— WHAT YOU SHOULD DO —
Starting at the line containing "Text: 2 B: 2 B — [255, 372, 318, 410]" and stopping after the line containing "Text: c: c — [370, 128, 391, 166]", express the records as a Markdown table with the columns Row and Record line. Give each line its own numbered row and leave out blank lines.

□ □ □

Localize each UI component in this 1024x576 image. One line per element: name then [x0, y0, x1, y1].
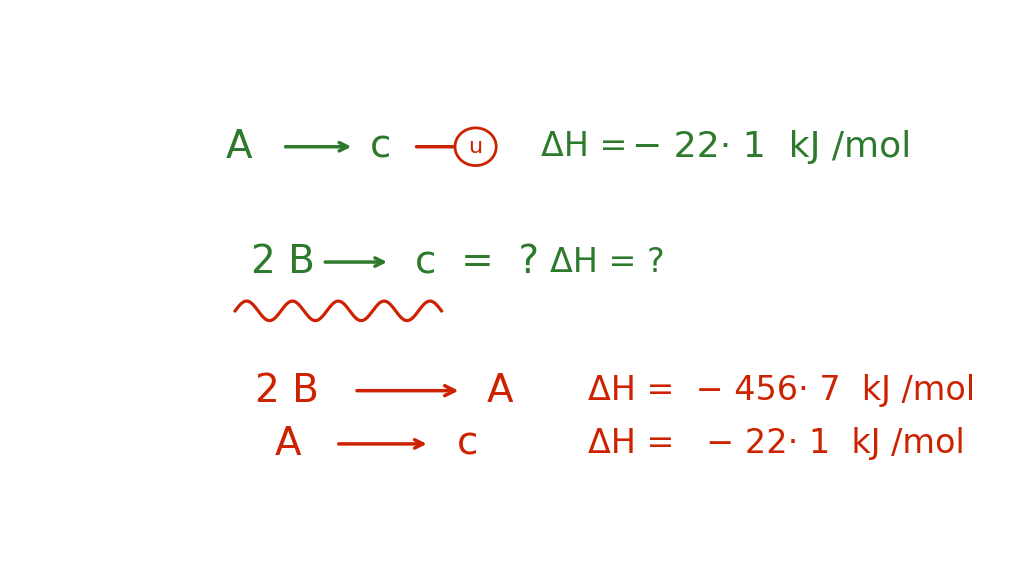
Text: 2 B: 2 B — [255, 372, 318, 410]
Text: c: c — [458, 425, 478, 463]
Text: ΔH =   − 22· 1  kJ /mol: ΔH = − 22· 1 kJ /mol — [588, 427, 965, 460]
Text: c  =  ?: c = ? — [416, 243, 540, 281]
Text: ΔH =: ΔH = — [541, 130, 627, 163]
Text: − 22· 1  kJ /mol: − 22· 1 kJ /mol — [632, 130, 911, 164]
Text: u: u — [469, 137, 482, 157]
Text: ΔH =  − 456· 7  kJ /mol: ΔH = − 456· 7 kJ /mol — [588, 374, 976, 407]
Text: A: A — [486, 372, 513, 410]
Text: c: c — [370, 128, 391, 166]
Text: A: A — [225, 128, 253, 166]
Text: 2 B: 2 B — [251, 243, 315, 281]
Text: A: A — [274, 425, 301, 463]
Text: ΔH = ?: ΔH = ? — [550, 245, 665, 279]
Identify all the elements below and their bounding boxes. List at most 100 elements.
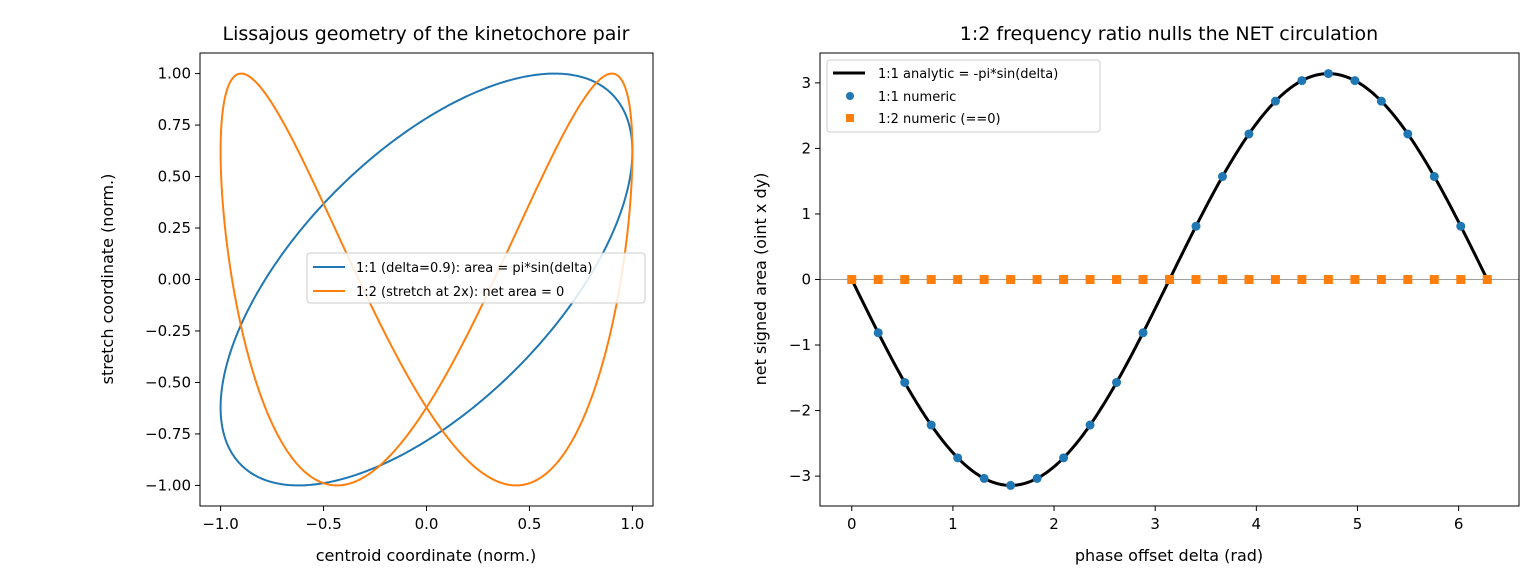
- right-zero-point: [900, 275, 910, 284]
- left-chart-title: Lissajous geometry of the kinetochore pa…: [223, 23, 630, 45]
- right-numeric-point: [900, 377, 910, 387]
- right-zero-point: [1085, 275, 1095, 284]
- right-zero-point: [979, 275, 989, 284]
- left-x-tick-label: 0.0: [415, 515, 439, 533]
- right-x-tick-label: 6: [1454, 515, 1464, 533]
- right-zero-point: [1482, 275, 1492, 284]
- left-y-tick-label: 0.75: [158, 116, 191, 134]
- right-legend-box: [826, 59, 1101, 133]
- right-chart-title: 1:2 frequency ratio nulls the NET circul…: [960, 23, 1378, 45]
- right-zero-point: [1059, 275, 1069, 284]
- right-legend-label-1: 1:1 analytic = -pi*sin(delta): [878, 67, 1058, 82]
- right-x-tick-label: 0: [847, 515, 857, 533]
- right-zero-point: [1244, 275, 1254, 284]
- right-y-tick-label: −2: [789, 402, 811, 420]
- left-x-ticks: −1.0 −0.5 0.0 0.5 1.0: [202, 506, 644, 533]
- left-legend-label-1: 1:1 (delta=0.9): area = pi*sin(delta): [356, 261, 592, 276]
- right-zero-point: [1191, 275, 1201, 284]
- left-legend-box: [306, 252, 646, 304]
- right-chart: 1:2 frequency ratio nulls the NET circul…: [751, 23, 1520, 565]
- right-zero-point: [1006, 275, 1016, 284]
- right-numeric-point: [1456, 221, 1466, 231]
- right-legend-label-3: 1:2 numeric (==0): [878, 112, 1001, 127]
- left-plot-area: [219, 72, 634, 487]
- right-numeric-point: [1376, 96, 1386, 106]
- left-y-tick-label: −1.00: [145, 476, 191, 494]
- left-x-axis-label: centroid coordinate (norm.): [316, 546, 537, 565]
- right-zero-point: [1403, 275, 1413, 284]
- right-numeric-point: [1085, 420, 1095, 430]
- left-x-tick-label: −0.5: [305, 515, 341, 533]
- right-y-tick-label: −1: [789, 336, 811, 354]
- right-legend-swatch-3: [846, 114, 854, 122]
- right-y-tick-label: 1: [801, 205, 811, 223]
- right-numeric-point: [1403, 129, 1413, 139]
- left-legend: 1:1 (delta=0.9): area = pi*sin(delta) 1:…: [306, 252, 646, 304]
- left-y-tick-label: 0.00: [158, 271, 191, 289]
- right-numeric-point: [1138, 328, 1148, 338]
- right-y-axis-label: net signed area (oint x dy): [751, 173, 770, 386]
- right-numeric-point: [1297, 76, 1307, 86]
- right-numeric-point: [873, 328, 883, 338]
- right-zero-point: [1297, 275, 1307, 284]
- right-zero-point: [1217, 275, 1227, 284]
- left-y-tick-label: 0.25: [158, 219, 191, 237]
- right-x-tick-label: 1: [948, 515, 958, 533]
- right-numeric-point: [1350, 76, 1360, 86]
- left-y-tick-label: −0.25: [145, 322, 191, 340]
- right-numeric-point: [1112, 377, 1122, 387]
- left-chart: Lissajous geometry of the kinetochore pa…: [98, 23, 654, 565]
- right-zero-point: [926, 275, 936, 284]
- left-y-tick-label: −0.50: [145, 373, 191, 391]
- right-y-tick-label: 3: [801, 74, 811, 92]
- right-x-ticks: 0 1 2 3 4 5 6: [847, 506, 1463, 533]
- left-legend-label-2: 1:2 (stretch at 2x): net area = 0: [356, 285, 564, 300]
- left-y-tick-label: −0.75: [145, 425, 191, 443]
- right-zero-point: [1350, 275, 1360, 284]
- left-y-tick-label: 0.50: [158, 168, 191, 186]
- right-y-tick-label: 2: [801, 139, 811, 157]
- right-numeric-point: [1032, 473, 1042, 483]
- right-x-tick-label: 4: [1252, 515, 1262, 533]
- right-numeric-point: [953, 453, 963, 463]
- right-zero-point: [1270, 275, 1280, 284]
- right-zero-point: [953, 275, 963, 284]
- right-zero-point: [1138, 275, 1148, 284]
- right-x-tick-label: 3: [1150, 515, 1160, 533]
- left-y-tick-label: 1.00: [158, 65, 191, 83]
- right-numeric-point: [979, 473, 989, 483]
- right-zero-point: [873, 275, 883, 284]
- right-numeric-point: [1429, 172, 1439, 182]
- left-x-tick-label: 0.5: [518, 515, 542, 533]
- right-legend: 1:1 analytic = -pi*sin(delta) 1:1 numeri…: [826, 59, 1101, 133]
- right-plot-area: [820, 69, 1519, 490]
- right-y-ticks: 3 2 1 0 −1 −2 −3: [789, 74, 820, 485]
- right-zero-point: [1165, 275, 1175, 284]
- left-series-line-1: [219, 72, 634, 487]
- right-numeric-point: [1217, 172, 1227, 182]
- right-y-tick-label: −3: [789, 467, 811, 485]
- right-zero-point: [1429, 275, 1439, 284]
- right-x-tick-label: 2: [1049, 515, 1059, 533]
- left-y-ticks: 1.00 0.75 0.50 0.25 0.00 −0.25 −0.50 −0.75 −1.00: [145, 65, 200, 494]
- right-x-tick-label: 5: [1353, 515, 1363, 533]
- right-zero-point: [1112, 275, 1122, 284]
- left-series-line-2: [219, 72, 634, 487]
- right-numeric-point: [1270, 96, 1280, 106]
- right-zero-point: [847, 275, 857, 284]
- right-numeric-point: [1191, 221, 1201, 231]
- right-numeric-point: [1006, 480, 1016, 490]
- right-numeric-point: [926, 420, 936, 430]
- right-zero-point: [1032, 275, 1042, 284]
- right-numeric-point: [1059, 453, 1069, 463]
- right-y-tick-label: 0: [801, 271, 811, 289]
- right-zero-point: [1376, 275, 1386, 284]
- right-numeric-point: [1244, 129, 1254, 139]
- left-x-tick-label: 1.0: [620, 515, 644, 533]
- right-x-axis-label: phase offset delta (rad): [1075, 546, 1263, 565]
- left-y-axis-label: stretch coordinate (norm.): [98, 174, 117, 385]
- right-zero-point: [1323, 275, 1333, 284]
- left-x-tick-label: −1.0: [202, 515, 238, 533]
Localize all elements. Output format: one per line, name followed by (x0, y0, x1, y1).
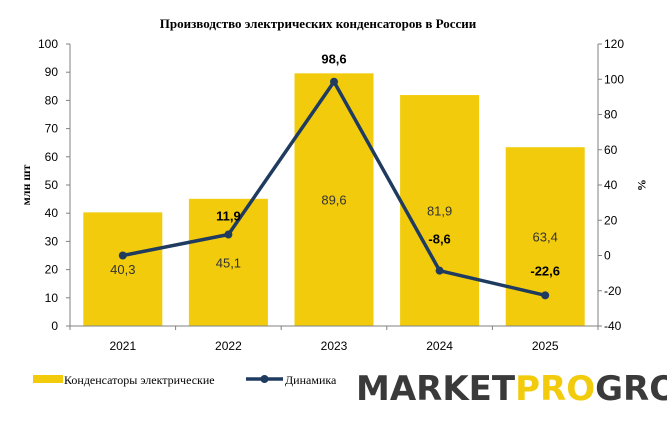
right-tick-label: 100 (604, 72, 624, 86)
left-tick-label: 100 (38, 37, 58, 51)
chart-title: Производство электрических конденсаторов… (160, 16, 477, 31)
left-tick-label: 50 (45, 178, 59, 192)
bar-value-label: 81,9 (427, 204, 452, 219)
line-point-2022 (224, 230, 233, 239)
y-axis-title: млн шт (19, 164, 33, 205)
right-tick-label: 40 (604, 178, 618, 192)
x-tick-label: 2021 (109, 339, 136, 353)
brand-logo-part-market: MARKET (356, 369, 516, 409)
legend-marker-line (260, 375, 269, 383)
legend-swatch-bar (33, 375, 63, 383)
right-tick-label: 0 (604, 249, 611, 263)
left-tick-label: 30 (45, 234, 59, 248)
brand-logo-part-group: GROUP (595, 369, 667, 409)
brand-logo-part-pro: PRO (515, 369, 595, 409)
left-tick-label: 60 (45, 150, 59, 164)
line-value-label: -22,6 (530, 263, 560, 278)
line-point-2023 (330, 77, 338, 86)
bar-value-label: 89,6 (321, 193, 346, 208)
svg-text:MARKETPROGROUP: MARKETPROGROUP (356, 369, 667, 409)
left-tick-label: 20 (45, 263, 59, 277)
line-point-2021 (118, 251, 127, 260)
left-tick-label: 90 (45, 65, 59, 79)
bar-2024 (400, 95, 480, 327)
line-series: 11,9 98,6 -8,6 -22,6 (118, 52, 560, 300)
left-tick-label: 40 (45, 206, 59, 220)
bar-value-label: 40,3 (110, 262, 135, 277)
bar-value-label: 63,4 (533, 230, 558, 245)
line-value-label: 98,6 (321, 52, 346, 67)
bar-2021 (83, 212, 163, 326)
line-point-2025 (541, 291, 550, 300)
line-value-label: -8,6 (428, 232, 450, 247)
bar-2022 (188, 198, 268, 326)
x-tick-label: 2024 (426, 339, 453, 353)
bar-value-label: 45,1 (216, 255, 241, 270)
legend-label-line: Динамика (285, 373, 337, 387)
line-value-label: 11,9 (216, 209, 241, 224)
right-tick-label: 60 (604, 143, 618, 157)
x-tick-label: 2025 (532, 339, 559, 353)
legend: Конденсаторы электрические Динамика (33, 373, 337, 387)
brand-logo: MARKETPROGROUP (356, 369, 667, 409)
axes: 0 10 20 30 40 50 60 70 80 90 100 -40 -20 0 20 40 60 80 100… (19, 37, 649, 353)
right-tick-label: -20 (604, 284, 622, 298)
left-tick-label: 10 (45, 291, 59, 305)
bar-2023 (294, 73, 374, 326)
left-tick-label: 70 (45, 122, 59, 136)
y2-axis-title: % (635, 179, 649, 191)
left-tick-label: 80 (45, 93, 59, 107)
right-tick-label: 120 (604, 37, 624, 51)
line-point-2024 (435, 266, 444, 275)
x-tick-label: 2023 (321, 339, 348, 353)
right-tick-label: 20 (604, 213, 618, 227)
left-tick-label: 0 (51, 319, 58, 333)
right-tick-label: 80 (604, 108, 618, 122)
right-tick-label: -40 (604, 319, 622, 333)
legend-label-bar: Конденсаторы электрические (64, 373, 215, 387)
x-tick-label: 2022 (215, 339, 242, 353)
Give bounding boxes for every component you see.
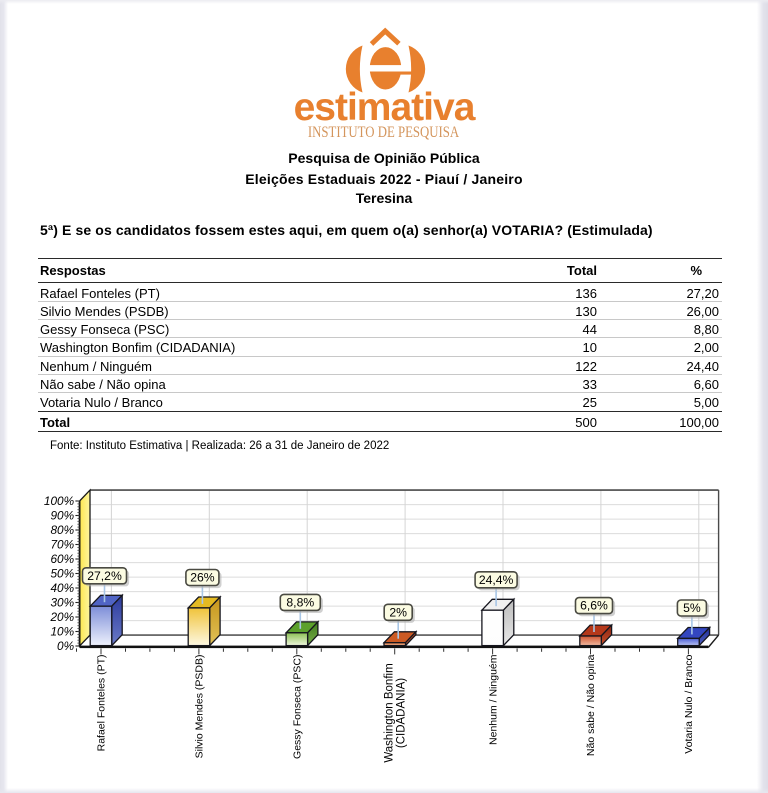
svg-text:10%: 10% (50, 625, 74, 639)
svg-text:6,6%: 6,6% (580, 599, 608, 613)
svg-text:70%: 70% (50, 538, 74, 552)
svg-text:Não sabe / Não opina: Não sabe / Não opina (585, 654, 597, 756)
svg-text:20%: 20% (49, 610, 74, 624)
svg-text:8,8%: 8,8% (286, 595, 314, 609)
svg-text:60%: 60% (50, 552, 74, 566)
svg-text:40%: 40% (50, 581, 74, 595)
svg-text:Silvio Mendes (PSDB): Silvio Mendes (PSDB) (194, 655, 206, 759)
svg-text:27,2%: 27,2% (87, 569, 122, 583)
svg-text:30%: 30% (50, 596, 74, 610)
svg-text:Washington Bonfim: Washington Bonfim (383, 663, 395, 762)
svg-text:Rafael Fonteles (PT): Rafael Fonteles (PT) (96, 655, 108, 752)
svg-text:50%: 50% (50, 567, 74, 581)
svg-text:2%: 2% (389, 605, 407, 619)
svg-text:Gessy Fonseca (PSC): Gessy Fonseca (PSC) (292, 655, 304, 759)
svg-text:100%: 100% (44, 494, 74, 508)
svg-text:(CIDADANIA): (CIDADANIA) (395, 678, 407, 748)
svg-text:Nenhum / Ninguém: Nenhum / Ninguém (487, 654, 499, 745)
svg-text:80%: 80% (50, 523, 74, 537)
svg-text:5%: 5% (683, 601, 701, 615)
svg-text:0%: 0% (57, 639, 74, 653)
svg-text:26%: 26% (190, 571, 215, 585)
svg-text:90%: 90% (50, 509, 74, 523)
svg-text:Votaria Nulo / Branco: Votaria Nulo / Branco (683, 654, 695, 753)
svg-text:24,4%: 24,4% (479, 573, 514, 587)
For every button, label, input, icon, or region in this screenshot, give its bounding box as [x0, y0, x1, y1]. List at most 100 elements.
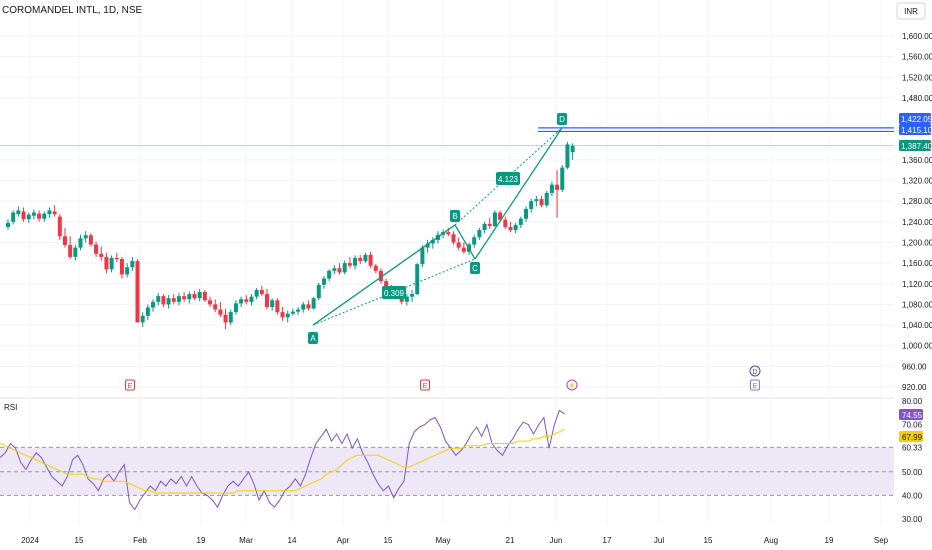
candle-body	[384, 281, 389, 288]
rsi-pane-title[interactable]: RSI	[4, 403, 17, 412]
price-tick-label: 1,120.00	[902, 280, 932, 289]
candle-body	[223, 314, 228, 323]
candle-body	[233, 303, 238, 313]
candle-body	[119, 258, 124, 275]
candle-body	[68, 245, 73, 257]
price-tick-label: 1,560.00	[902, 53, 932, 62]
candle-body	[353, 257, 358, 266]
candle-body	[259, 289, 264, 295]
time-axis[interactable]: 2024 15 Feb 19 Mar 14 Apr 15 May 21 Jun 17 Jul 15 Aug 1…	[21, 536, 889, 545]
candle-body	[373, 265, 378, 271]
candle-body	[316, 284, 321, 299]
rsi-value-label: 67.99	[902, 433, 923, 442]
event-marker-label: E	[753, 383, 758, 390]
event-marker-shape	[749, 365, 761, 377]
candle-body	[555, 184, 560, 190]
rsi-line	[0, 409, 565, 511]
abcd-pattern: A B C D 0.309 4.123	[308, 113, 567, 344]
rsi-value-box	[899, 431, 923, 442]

□ □ □

— REPLY TO THE TASK —
| Row | Record line |
|---|---|
| 1 | Text: 2 B: 2 B — [255, 372, 318, 410] |
| 2 | Text: c: c — [458, 425, 478, 463] |
| 3 | Text: ΔH =   − 22· 1  kJ /mol: ΔH = − 22· 1 kJ /mol — [588, 427, 965, 460] |
| 4 | Text: c  =  ?: c = ? — [416, 243, 540, 281] |
| 5 | Text: ΔH =: ΔH = — [541, 130, 627, 163] |
| 6 | Text: − 22· 1  kJ /mol: − 22· 1 kJ /mol — [632, 130, 911, 164] |
| 7 | Text: u: u — [469, 137, 482, 157] |
| 8 | Text: ΔH =  − 456· 7  kJ /mol: ΔH = − 456· 7 kJ /mol — [588, 374, 976, 407] |
| 9 | Text: A: A — [486, 372, 513, 410] |
| 10 | Text: c: c — [370, 128, 391, 166] |